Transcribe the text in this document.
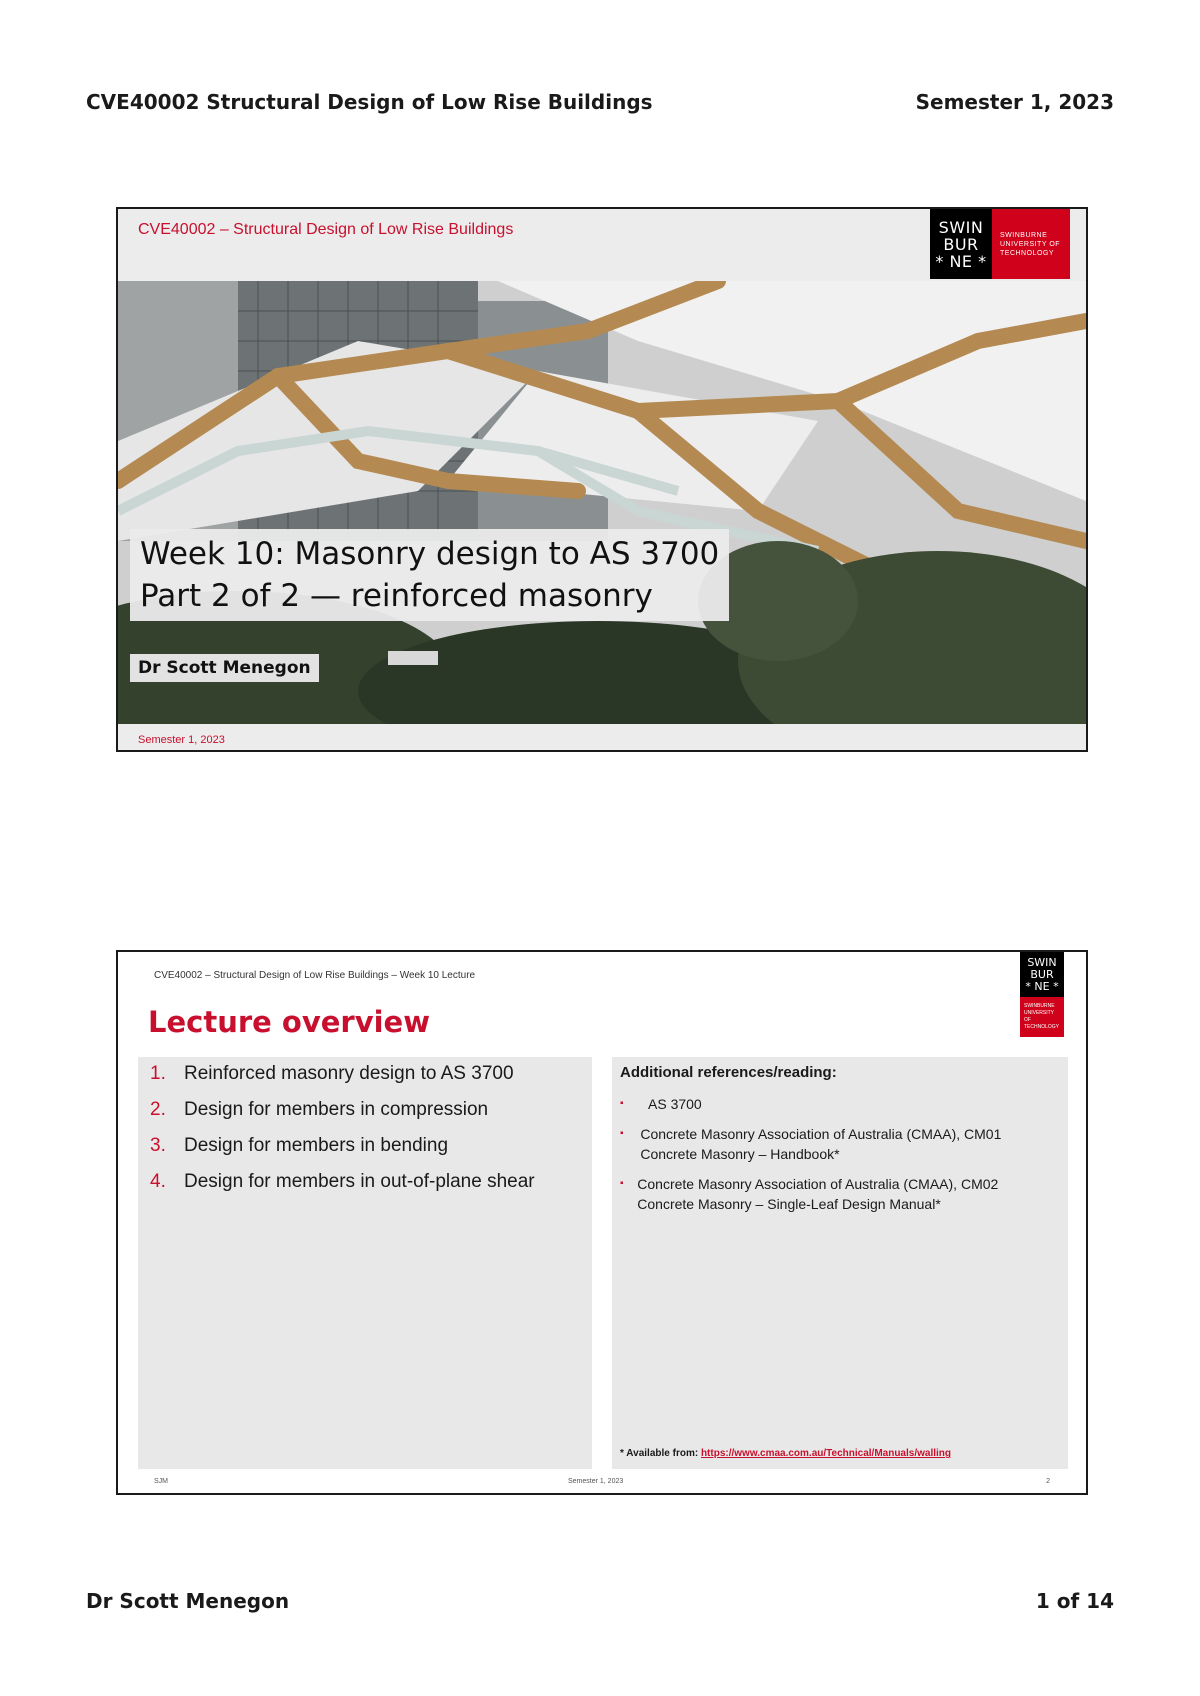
CVE40002 Structural Design of Low Rise Buildings	Semester 1, 2023
CVE40002 – Structural Design of Low Rise Buildings	SWIN
BUR
* NE *
SWINBURNE
UNIVERSITY OF
TECHNOLOGY
Week 10: Masonry design to AS 3700
Part 2 of 2 — reinforced masonry
Dr Scott Menegon
Semester 1, 2023
CVE40002 – Structural Design of Low Rise Buildings – Week 10 Lecture
Lecture overview
SWIN
BUR
* NE *
SWINBURNE
UNIVERSITY OF
TECHNOLOGY
1. Reinforced masonry design to AS 3700
2. Design for members in compression
3. Design for members in bending
4. Design for members in out-of-plane shear
Additional references/reading:
▪	AS 3700
▪	Concrete Masonry Association of Australia (CMAA), CM01 Concrete Masonry – Handbook*
▪ Concrete Masonry Association of Australia (CMAA), CM02 Concrete Masonry – Single-Leaf Design Manual*
* Available from: https://www.cmaa.com.au/Technical/Manuals/walling
SJM	Semester 1, 2023	2
Dr Scott Menegon	1 of 14
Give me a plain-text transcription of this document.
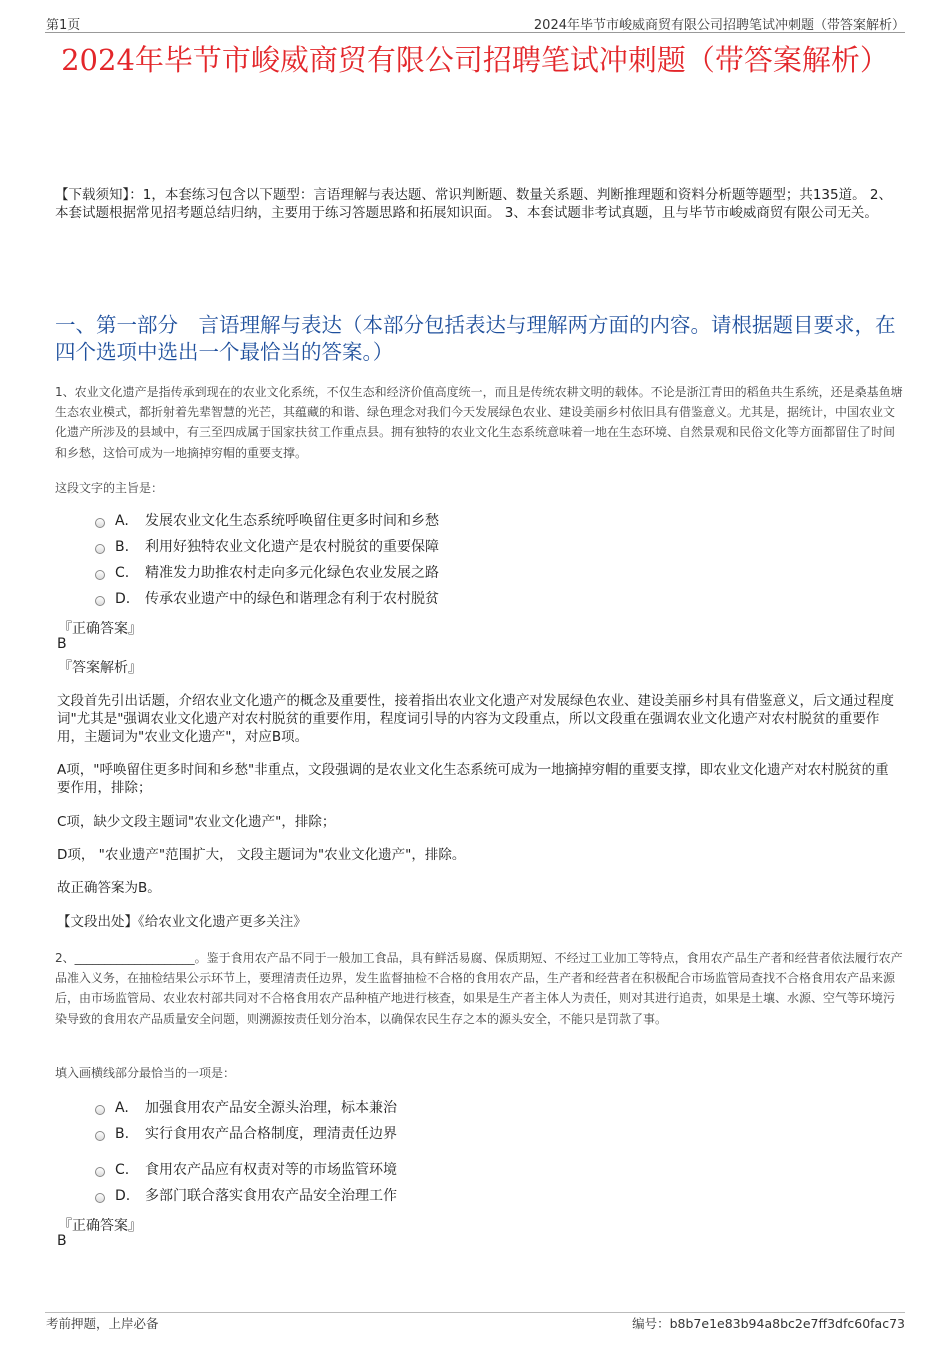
第1页	2024年毕节市峻威商贸有限公司招聘笔试冲刺题（带答案解析）
2024年毕节市峻威商贸有限公司招聘笔试冲刺题（带答案解析）
【下载须知】：1，本套练习包含以下题型：言语理解与表达题、常识判断题、数量关系题、判断推理题和资料分析题等题型；共135道。 2、本套试题根据常见招考题总结归纳，主要用于练习答题思路和拓展知识面。 3、本套试题非考试真题，且与毕节市峻威商贸有限公司无关。
一、第一部分　言语理解与表达（本部分包括表达与理解两方面的内容。请根据题目要求，在四个选项中选出一个最恰当的答案。）
1、农业文化遗产是指传承到现在的农业文化系统，不仅生态和经济价值高度统一，而且是传统农耕文明的载体。不论是浙江青田的稻鱼共生系统，还是桑基鱼塘生态农业模式，都折射着先辈智慧的光芒，其蕴藏的和谐、绿色理念对我们今天发展绿色农业、建设美丽乡村依旧具有借鉴意义。尤其是，据统计，中国农业文化遗产所涉及的县域中，有三至四成属于国家扶贫工作重点县。拥有独特的农业文化生态系统意味着一地在生态环境、自然景观和民俗文化等方面都留住了时间和乡愁，这恰可成为一地摘掉穷帽的重要支撑。
这段文字的主旨是：
A.	发展农业文化生态系统呼唤留住更多时间和乡愁
B.	利用好独特农业文化遗产是农村脱贫的重要保障
C.	精准发力助推农村走向多元化绿色农业发展之路
D.	传承农业遗产中的绿色和谐理念有利于农村脱贫
『正确答案』
B
『答案解析』
文段首先引出话题，介绍农业文化遗产的概念及重要性，接着指出农业文化遗产对发展绿色农业、建设美丽乡村具有借鉴意义，后文通过程度词"尤其是"强调农业文化遗产对农村脱贫的重要作用，程度词引导的内容为文段重点，所以文段重在强调农业文化遗产对农村脱贫的重要作用，主题词为"农业文化遗产"，对应B项。
A项，"呼唤留住更多时间和乡愁"非重点，文段强调的是农业文化生态系统可成为一地摘掉穷帽的重要支撑，即农业文化遗产对农村脱贫的重要作用，排除；
C项，缺少文段主题词"农业文化遗产"，排除；
D项， "农业遗产"范围扩大， 文段主题词为"农业文化遗产"，排除。
故正确答案为B。
【文段出处】《给农业文化遗产更多关注》
2、____________________。鉴于食用农产品不同于一般加工食品，具有鲜活易腐、保质期短、不经过工业加工等特点，食用农产品生产者和经营者依法履行农产品准入义务，在抽检结果公示环节上，要理清责任边界，发生监督抽检不合格的食用农产品，生产者和经营者在积极配合市场监管局查找不合格食用农产品来源后，由市场监管局、农业农村部共同对不合格食用农产品种植产地进行核查，如果是生产者主体人为责任，则对其进行追责，如果是土壤、水源、空气等环境污染导致的食用农产品质量安全问题，则溯源按责任划分治本，以确保农民生存之本的源头安全，不能只是罚款了事。
填入画横线部分最恰当的一项是：
A.	加强食用农产品安全源头治理，标本兼治
B.	实行食用农产品合格制度，理清责任边界
C.	食用农产品应有权责对等的市场监管环境
D.	多部门联合落实食用农产品安全治理工作
『正确答案』
B
考前押题，上岸必备	编号：b8b7e1e83b94a8bc2e7ff3dfc60fac73
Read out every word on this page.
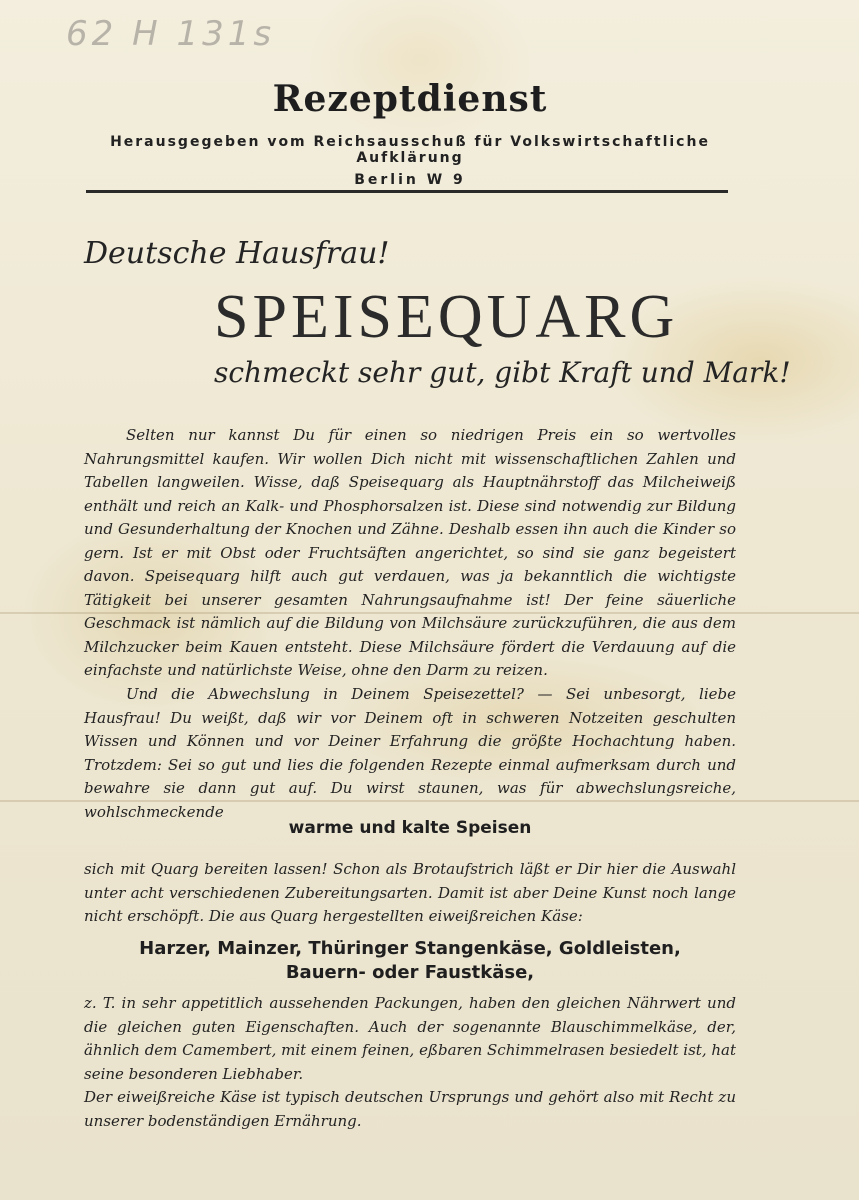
62 H 131s
Rezeptdienst
Herausgegeben vom Reichsausschuß für Volkswirtschaftliche Aufklärung
Berlin W 9
Deutsche Hausfrau!
SPEISEQUARG
schmeckt sehr gut, gibt Kraft und Mark!

Selten nur kannst Du für einen so niedrigen Preis ein so wertvolles Nahrungsmittel kaufen. Wir wollen Dich nicht mit wissenschaftlichen Zahlen und Tabellen langweilen. Wisse, daß Speisequarg als Hauptnährstoff das Milcheiweiß enthält und reich an Kalk- und Phosphorsalzen ist. Diese sind notwendig zur Bildung und Gesunderhaltung der Knochen und Zähne. Deshalb essen ihn auch die Kinder so gern. Ist er mit Obst oder Fruchtsäften angerichtet, so sind sie ganz begeistert davon. Speisequarg hilft auch gut verdauen, was ja bekanntlich die wichtigste Tätigkeit bei unserer gesamten Nahrungsaufnahme ist! Der feine säuerliche Geschmack ist nämlich auf die Bildung von Milchsäure zurückzuführen, die aus dem Milchzucker beim Kauen entsteht. Diese Milchsäure fördert die Verdauung auf die einfachste und natürlichste Weise, ohne den Darm zu reizen.

Und die Abwechslung in Deinem Speisezettel? — Sei unbesorgt, liebe Hausfrau! Du weißt, daß wir vor Deinem oft in schweren Notzeiten geschulten Wissen und Können und vor Deiner Erfahrung die größte Hochachtung haben. Trotzdem: Sei so gut und lies die folgenden Rezepte einmal aufmerksam durch und bewahre sie dann gut auf. Du wirst staunen, was für abwechslungsreiche, wohlschmeckende

warme und kalte Speisen

sich mit Quarg bereiten lassen! Schon als Brotaufstrich läßt er Dir hier die Auswahl unter acht verschiedenen Zubereitungsarten. Damit ist aber Deine Kunst noch lange nicht erschöpft. Die aus Quarg hergestellten eiweißreichen Käse:

Harzer, Mainzer, Thüringer Stangenkäse, Goldleisten,

Bauern- oder Faustkäse,

z. T. in sehr appetitlich aussehenden Packungen, haben den gleichen Nährwert und die gleichen guten Eigenschaften. Auch der sogenannte Blauschimmelkäse, der, ähnlich dem Camembert, mit einem feinen, eßbaren Schimmelrasen besiedelt ist, hat seine besonderen Liebhaber.

Der eiweißreiche Käse ist typisch deutschen Ursprungs und gehört also mit Recht zu unserer bodenständigen Ernährung.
* * * * * * * * *
• _THE REQUEST_
Retype the whole listing, keeping every line identical and omitting all pictures.

• _TASK OUTPUT_
Transcribe the text in this document.
CVE40002 Structural Design of Low Rise Buildings	Semester 1, 2023
CVE40002 – Structural Design of Low Rise Buildings	SWIN
BUR
* NE *
SWINBURNE
UNIVERSITY OF
TECHNOLOGY
Week 10: Masonry design to AS 3700
Part 2 of 2 — reinforced masonry
Dr Scott Menegon
Semester 1, 2023
CVE40002 – Structural Design of Low Rise Buildings – Week 10 Lecture
Lecture overview
SWIN
BUR
* NE *
SWINBURNE
UNIVERSITY OF
TECHNOLOGY
1. Reinforced masonry design to AS 3700
2. Design for members in compression
3. Design for members in bending
4. Design for members in out-of-plane shear
Additional references/reading:
▪	AS 3700
▪	Concrete Masonry Association of Australia (CMAA), CM01 Concrete Masonry – Handbook*
▪ Concrete Masonry Association of Australia (CMAA), CM02 Concrete Masonry – Single-Leaf Design Manual*
* Available from: https://www.cmaa.com.au/Technical/Manuals/walling
SJM	Semester 1, 2023	2
Dr Scott Menegon	1 of 14
Give me a plain-text transcription of this document.
第1页	2024年毕节市峻威商贸有限公司招聘笔试冲刺题（带答案解析）
2024年毕节市峻威商贸有限公司招聘笔试冲刺题（带答案解析）
【下载须知】：1，本套练习包含以下题型：言语理解与表达题、常识判断题、数量关系题、判断推理题和资料分析题等题型；共135道。 2、本套试题根据常见招考题总结归纳，主要用于练习答题思路和拓展知识面。 3、本套试题非考试真题，且与毕节市峻威商贸有限公司无关。
一、第一部分　言语理解与表达（本部分包括表达与理解两方面的内容。请根据题目要求，在四个选项中选出一个最恰当的答案。）
1、农业文化遗产是指传承到现在的农业文化系统，不仅生态和经济价值高度统一，而且是传统农耕文明的载体。不论是浙江青田的稻鱼共生系统，还是桑基鱼塘生态农业模式，都折射着先辈智慧的光芒，其蕴藏的和谐、绿色理念对我们今天发展绿色农业、建设美丽乡村依旧具有借鉴意义。尤其是，据统计，中国农业文化遗产所涉及的县域中，有三至四成属于国家扶贫工作重点县。拥有独特的农业文化生态系统意味着一地在生态环境、自然景观和民俗文化等方面都留住了时间和乡愁，这恰可成为一地摘掉穷帽的重要支撑。
这段文字的主旨是：
A.	发展农业文化生态系统呼唤留住更多时间和乡愁
B.	利用好独特农业文化遗产是农村脱贫的重要保障
C.	精准发力助推农村走向多元化绿色农业发展之路
D.	传承农业遗产中的绿色和谐理念有利于农村脱贫
『正确答案』
B
『答案解析』
文段首先引出话题，介绍农业文化遗产的概念及重要性，接着指出农业文化遗产对发展绿色农业、建设美丽乡村具有借鉴意义，后文通过程度词"尤其是"强调农业文化遗产对农村脱贫的重要作用，程度词引导的内容为文段重点，所以文段重在强调农业文化遗产对农村脱贫的重要作用，主题词为"农业文化遗产"，对应B项。
A项，"呼唤留住更多时间和乡愁"非重点，文段强调的是农业文化生态系统可成为一地摘掉穷帽的重要支撑，即农业文化遗产对农村脱贫的重要作用，排除；
C项，缺少文段主题词"农业文化遗产"，排除；
D项， "农业遗产"范围扩大， 文段主题词为"农业文化遗产"，排除。
故正确答案为B。
【文段出处】《给农业文化遗产更多关注》
2、____________________。鉴于食用农产品不同于一般加工食品，具有鲜活易腐、保质期短、不经过工业加工等特点，食用农产品生产者和经营者依法履行农产品准入义务，在抽检结果公示环节上，要理清责任边界，发生监督抽检不合格的食用农产品，生产者和经营者在积极配合市场监管局查找不合格食用农产品来源后，由市场监管局、农业农村部共同对不合格食用农产品种植产地进行核查，如果是生产者主体人为责任，则对其进行追责，如果是土壤、水源、空气等环境污染导致的食用农产品质量安全问题，则溯源按责任划分治本，以确保农民生存之本的源头安全，不能只是罚款了事。
填入画横线部分最恰当的一项是：
A.	加强食用农产品安全源头治理，标本兼治
B.	实行食用农产品合格制度，理清责任边界
C.	食用农产品应有权责对等的市场监管环境
D.	多部门联合落实食用农产品安全治理工作
『正确答案』
B
考前押题，上岸必备	编号：b8b7e1e83b94a8bc2e7ff3dfc60fac73
Read out every word on this page.
62 H 131s
Rezeptdienst
Herausgegeben vom Reichsausschuß für Volkswirtschaftliche Aufklärung
Berlin W 9
Deutsche Hausfrau!
SPEISEQUARG
schmeckt sehr gut, gibt Kraft und Mark!

Selten nur kannst Du für einen so niedrigen Preis ein so wertvolles Nahrungsmittel kaufen. Wir wollen Dich nicht mit wissenschaftlichen Zahlen und Tabellen langweilen. Wisse, daß Speisequarg als Hauptnährstoff das Milcheiweiß enthält und reich an Kalk- und Phosphorsalzen ist. Diese sind notwendig zur Bildung und Gesunderhaltung der Knochen und Zähne. Deshalb essen ihn auch die Kinder so gern. Ist er mit Obst oder Fruchtsäften angerichtet, so sind sie ganz begeistert davon. Speisequarg hilft auch gut verdauen, was ja bekanntlich die wichtigste Tätigkeit bei unserer gesamten Nahrungsaufnahme ist! Der feine säuerliche Geschmack ist nämlich auf die Bildung von Milchsäure zurückzuführen, die aus dem Milchzucker beim Kauen entsteht. Diese Milchsäure fördert die Verdauung auf die einfachste und natürlichste Weise, ohne den Darm zu reizen.

Und die Abwechslung in Deinem Speisezettel? — Sei unbesorgt, liebe Hausfrau! Du weißt, daß wir vor Deinem oft in schweren Notzeiten geschulten Wissen und Können und vor Deiner Erfahrung die größte Hochachtung haben. Trotzdem: Sei so gut und lies die folgenden Rezepte einmal aufmerksam durch und bewahre sie dann gut auf. Du wirst staunen, was für abwechslungsreiche, wohlschmeckende

warme und kalte Speisen

sich mit Quarg bereiten lassen! Schon als Brotaufstrich läßt er Dir hier die Auswahl unter acht verschiedenen Zubereitungsarten. Damit ist aber Deine Kunst noch lange nicht erschöpft. Die aus Quarg hergestellten eiweißreichen Käse:

Harzer, Mainzer, Thüringer Stangenkäse, Goldleisten,

Bauern- oder Faustkäse,

z. T. in sehr appetitlich aussehenden Packungen, haben den gleichen Nährwert und die gleichen guten Eigenschaften. Auch der sogenannte Blauschimmelkäse, der, ähnlich dem Camembert, mit einem feinen, eßbaren Schimmelrasen besiedelt ist, hat seine besonderen Liebhaber.

Der eiweißreiche Käse ist typisch deutschen Ursprungs und gehört also mit Recht zu unserer bodenständigen Ernährung.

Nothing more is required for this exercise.